━━ Record extracts

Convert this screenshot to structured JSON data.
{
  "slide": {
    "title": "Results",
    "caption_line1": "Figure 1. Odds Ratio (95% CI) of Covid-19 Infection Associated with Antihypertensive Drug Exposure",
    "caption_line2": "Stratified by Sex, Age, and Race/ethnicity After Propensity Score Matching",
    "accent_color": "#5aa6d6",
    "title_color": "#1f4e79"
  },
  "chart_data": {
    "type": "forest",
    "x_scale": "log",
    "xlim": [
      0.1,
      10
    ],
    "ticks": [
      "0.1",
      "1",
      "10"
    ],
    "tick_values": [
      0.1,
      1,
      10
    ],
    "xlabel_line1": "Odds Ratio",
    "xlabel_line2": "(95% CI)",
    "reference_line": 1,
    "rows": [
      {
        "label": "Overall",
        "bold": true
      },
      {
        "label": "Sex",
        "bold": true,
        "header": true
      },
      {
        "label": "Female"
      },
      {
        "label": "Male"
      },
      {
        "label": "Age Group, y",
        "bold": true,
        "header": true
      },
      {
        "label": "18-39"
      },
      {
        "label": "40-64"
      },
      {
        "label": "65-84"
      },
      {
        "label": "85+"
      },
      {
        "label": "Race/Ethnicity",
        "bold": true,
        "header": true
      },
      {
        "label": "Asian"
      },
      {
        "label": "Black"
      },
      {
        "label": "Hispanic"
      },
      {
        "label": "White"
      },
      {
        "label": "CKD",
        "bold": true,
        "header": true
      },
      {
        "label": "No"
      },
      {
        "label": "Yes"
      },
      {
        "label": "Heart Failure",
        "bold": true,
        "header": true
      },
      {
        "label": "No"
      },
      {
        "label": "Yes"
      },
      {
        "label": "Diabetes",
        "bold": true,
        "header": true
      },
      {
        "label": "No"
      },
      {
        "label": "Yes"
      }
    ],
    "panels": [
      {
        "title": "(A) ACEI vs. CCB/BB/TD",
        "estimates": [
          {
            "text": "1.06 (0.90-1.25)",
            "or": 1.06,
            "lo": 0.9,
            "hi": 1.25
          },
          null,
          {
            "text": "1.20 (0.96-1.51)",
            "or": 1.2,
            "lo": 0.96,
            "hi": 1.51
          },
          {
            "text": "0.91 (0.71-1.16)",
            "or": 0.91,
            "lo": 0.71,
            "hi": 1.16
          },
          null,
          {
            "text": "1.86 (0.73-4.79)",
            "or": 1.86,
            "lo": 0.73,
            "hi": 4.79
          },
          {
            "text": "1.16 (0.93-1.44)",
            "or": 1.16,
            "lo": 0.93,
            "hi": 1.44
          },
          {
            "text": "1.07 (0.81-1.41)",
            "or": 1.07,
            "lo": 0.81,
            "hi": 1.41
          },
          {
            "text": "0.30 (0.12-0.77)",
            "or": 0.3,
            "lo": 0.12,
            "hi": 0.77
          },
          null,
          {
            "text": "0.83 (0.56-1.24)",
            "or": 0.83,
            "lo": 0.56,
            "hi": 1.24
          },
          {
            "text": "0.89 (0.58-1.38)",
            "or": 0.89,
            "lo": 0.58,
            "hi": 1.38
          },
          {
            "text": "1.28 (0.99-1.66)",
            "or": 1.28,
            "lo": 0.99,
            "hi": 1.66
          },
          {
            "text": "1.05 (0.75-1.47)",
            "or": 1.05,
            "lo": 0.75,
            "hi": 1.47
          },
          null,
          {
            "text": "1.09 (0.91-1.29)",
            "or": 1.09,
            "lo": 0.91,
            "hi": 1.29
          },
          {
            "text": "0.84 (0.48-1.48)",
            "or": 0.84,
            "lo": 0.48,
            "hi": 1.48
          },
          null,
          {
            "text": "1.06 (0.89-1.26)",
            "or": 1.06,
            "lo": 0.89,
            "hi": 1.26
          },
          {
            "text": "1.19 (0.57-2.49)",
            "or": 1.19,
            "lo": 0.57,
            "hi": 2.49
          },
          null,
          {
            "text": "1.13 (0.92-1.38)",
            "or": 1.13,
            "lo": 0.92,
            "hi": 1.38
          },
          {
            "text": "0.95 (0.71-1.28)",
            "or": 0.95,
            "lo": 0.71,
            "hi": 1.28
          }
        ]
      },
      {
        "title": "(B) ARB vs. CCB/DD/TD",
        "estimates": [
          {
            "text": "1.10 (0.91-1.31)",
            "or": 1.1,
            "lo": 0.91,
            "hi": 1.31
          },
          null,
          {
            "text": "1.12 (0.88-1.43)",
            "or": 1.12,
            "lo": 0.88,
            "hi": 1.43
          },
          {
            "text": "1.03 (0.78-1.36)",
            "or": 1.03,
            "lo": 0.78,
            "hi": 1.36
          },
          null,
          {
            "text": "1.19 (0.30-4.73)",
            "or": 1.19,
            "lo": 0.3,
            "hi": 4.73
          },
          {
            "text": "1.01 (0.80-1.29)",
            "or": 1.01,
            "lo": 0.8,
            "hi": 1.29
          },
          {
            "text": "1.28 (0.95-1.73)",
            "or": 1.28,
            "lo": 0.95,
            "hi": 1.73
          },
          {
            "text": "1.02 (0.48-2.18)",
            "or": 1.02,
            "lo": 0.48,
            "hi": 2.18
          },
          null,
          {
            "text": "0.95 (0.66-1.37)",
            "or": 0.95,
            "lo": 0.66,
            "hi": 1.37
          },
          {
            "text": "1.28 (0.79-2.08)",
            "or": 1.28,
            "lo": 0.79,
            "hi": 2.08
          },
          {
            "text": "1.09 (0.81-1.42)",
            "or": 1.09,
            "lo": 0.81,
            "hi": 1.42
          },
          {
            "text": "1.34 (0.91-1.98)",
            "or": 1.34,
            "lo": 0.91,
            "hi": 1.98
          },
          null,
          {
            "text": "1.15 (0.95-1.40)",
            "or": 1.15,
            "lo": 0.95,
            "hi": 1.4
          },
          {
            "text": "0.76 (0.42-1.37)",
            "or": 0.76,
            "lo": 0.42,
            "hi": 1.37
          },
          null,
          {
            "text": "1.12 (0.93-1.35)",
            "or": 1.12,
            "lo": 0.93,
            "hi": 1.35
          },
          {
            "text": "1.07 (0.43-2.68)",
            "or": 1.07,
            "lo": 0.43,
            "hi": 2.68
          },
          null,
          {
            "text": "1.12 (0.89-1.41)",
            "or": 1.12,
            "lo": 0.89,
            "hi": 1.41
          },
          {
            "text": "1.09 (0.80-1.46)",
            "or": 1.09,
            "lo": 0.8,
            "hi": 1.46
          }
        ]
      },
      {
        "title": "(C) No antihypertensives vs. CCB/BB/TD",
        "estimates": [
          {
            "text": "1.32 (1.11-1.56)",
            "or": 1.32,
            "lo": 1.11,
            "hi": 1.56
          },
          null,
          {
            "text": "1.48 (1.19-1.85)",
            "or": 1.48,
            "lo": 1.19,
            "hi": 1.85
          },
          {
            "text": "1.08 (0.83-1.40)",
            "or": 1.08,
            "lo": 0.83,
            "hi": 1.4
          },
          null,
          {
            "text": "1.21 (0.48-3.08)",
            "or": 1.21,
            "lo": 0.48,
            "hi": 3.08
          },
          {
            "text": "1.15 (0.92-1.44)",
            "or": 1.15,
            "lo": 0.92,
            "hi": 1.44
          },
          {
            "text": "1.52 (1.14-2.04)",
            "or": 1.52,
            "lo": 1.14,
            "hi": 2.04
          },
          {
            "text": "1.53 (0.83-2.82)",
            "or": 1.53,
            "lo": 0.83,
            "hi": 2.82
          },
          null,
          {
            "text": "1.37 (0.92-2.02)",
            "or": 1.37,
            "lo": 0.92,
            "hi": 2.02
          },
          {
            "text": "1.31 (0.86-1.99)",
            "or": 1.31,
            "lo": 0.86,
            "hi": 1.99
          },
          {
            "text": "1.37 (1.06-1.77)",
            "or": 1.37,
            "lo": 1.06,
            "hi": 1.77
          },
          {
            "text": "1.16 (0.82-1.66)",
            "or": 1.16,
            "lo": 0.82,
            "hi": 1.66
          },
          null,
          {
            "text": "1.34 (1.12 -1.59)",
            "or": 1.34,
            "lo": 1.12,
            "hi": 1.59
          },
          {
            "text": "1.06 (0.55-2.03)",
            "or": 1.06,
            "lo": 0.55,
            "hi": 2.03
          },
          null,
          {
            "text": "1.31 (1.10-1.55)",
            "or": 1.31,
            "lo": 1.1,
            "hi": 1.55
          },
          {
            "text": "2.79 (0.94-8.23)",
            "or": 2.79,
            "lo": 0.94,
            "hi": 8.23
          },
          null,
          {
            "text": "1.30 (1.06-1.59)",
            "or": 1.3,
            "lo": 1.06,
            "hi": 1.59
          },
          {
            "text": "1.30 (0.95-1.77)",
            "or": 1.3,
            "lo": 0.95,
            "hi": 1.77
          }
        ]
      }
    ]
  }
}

━━━━

### Exercise objective
Return every line holding the word "Odds" from the records.

### The solution
    "caption_line1": "Figure 1. Odds Ratio (95% CI) of Covid-19 Infection Associated with Antihypertensive Drug Exposure",
    "xlabel_line1": "Odds Ratio",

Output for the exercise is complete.